(Data excerpts)

....................

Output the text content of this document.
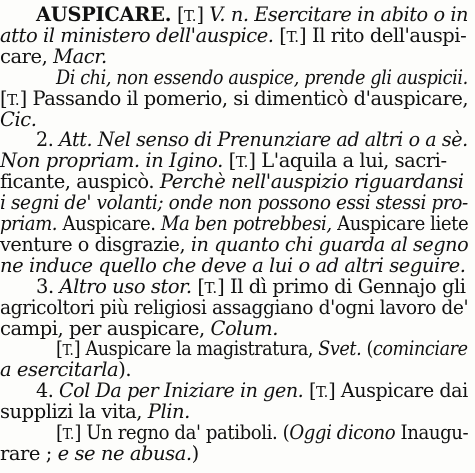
AUSPICARE. [T.] V. n. Esercitare in abito o in
atto il ministero dell'auspice. [T.] Il rito dell'auspi-
care, Macr.
Di chi, non essendo auspice, prende gli auspicii.
[T.] Passando il pomerio, si dimenticò d'auspicare,
Cic.
2. Att. Nel senso di Prenunziare ad altri o a sè.
Non propriam. in Igino. [T.] L'aquila a lui, sacri-
ficante, auspicò. Perchè nell'auspizio riguardansi
i segni de' volanti; onde non possono essi stessi pro-
priam. Auspicare. Ma ben potrebbesi, Auspicare liete
venture o disgrazie, in quanto chi guarda al segno
ne induce quello che deve a lui o ad altri seguire.
3. Altro uso stor. [T.] Il dì primo di Gennajo gli
agricoltori più religiosi assaggiano d'ogni lavoro de'
campi, per auspicare, Colum.
[T.] Auspicare la magistratura, Svet. (cominciare
a esercitarla).
4. Col Da per Iniziare in gen. [T.] Auspicare dai
supplizi la vita, Plin.
[T.] Un regno da' patiboli. (Oggi dicono Inaugu-
rare ; e se ne abusa.)
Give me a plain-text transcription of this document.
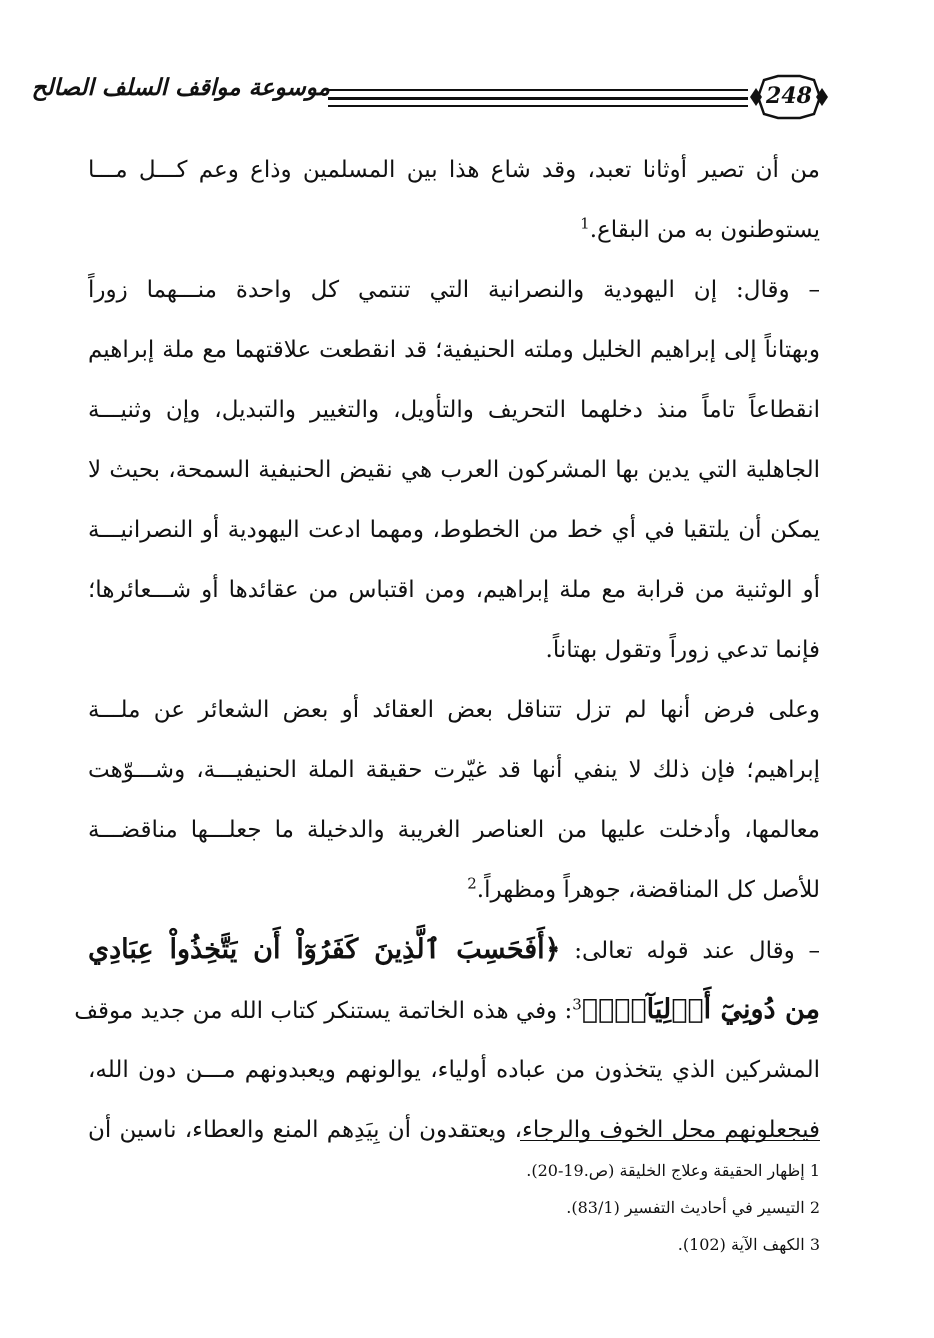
موسوعة مواقف السلف الصالح	248
من أن تصير أوثانا تعبد، وقد شاع هذا بين المسلمين وذاع وعم كـــل مـــا
يستوطنون به من البقاع.$^1$
– وقال: إن اليهودية والنصرانية التي تنتمي كل واحدة منـــهما زوراً
وبهتاناً إلى إبراهيم الخليل وملته الحنيفية؛ قد انقطعت علاقتهما مع ملة إبراهيم
انقطاعاً تاماً منذ دخلهما التحريف والتأويل، والتغيير والتبديل، وإن وثنيـــة
الجاهلية التي يدين بها المشركون العرب هي نقيض الحنيفية السمحة، بحيث لا
يمكن أن يلتقيا في أي خط من الخطوط، ومهما ادعت اليهودية أو النصرانيـــة
أو الوثنية من قرابة مع ملة إبراهيم، ومن اقتباس من عقائدها أو شـــعائرها؛
فإنما تدعي زوراً وتقول بهتاناً.
وعلى فرض أنها لم تزل تتناقل بعض العقائد أو بعض الشعائر عن ملـــة
إبراهيم؛ فإن ذلك لا ينفي أنها قد غيّرت حقيقة الملة الحنيفيـــة، وشـــوّهت
معالمها، وأدخلت عليها من العناصر الغريبة والدخيلة ما جعلـــها مناقضـــة
للأصل كل المناقضة، جوهراً ومظهراً.$^2$
– وقال عند قوله تعالى: ﴿أَفَحَسِبَ ٱلَّذِينَ كَفَرُوٓاْ أَن يَتَّخِذُواْ عِبَادِي
مِن دُونِيٓ أَوۡلِيَآءَۚ﴾$^3$: وفي هذه الخاتمة يستنكر كتاب الله من جديد موقف
المشركين الذي يتخذون من عباده أولياء، يوالونهم ويعبدونهم مـــن دون الله،
فيجعلونهم محل الخوف والرجاء، ويعتقدون أن بِيَدِهم المنع والعطاء، ناسين أن
1 إظهار الحقيقة وعلاج الخليقة (ص.19-20).
2 التيسير في أحاديث التفسير (83/1).
3 الكهف الآية (102).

....................

:: GIVEN INSTRUCTION ::
Extract, word for word, each line from the one that contains "Give me a plain-text" through the final line of the data above. Leave the pictures out.

:: CORRECT ANSWER ::
Give me a plain-text transcription of this document.
موسوعة مواقف السلف الصالح	248
من أن تصير أوثانا تعبد، وقد شاع هذا بين المسلمين وذاع وعم كـــل مـــا
يستوطنون به من البقاع.$^1$
– وقال: إن اليهودية والنصرانية التي تنتمي كل واحدة منـــهما زوراً
وبهتاناً إلى إبراهيم الخليل وملته الحنيفية؛ قد انقطعت علاقتهما مع ملة إبراهيم
انقطاعاً تاماً منذ دخلهما التحريف والتأويل، والتغيير والتبديل، وإن وثنيـــة
الجاهلية التي يدين بها المشركون العرب هي نقيض الحنيفية السمحة، بحيث لا
يمكن أن يلتقيا في أي خط من الخطوط، ومهما ادعت اليهودية أو النصرانيـــة
أو الوثنية من قرابة مع ملة إبراهيم، ومن اقتباس من عقائدها أو شـــعائرها؛
فإنما تدعي زوراً وتقول بهتاناً.
وعلى فرض أنها لم تزل تتناقل بعض العقائد أو بعض الشعائر عن ملـــة
إبراهيم؛ فإن ذلك لا ينفي أنها قد غيّرت حقيقة الملة الحنيفيـــة، وشـــوّهت
معالمها، وأدخلت عليها من العناصر الغريبة والدخيلة ما جعلـــها مناقضـــة
للأصل كل المناقضة، جوهراً ومظهراً.$^2$
– وقال عند قوله تعالى: ﴿أَفَحَسِبَ ٱلَّذِينَ كَفَرُوٓاْ أَن يَتَّخِذُواْ عِبَادِي
مِن دُونِيٓ أَوۡلِيَآءَۚ﴾$^3$: وفي هذه الخاتمة يستنكر كتاب الله من جديد موقف
المشركين الذي يتخذون من عباده أولياء، يوالونهم ويعبدونهم مـــن دون الله،
فيجعلونهم محل الخوف والرجاء، ويعتقدون أن بِيَدِهم المنع والعطاء، ناسين أن
1 إظهار الحقيقة وعلاج الخليقة (ص.19-20).
2 التيسير في أحاديث التفسير (83/1).
3 الكهف الآية (102).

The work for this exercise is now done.